- **GOAL**
In the data below, find every line that has the string "Active", and copy it.

======== PROVIDED DATA

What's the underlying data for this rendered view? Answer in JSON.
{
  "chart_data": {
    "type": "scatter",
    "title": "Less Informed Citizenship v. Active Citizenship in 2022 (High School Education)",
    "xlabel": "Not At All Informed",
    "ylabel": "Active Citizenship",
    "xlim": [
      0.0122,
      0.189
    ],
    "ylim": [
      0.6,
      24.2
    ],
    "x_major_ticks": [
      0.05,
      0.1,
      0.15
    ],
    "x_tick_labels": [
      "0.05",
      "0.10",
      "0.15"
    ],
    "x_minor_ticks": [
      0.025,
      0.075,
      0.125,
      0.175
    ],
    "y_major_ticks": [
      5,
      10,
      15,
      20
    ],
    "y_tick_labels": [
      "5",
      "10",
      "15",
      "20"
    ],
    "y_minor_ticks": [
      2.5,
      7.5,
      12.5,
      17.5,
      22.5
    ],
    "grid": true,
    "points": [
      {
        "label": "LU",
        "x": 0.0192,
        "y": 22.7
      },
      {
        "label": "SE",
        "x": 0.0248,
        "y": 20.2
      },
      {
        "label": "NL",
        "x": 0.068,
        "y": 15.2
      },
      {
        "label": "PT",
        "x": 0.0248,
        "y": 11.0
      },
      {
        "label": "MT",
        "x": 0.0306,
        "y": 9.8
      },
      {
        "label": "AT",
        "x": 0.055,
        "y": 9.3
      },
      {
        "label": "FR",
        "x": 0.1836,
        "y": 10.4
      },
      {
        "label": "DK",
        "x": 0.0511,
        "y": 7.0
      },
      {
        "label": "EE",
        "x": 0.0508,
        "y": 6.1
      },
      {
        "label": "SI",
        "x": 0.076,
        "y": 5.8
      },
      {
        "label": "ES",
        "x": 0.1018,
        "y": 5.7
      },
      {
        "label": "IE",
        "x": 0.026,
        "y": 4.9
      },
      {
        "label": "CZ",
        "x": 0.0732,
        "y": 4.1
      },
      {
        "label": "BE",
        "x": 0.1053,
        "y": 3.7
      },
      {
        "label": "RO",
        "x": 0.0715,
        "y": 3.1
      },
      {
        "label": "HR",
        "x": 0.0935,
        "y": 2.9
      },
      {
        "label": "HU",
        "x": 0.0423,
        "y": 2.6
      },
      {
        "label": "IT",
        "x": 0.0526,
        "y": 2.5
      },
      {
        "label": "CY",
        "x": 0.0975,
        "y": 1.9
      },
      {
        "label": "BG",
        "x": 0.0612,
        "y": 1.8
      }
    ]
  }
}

================

- **TASK OUTPUT**
    "title": "Less Informed Citizenship v. Active Citizenship in 2022 (High School Education)",
    "ylabel": "Active Citizenship",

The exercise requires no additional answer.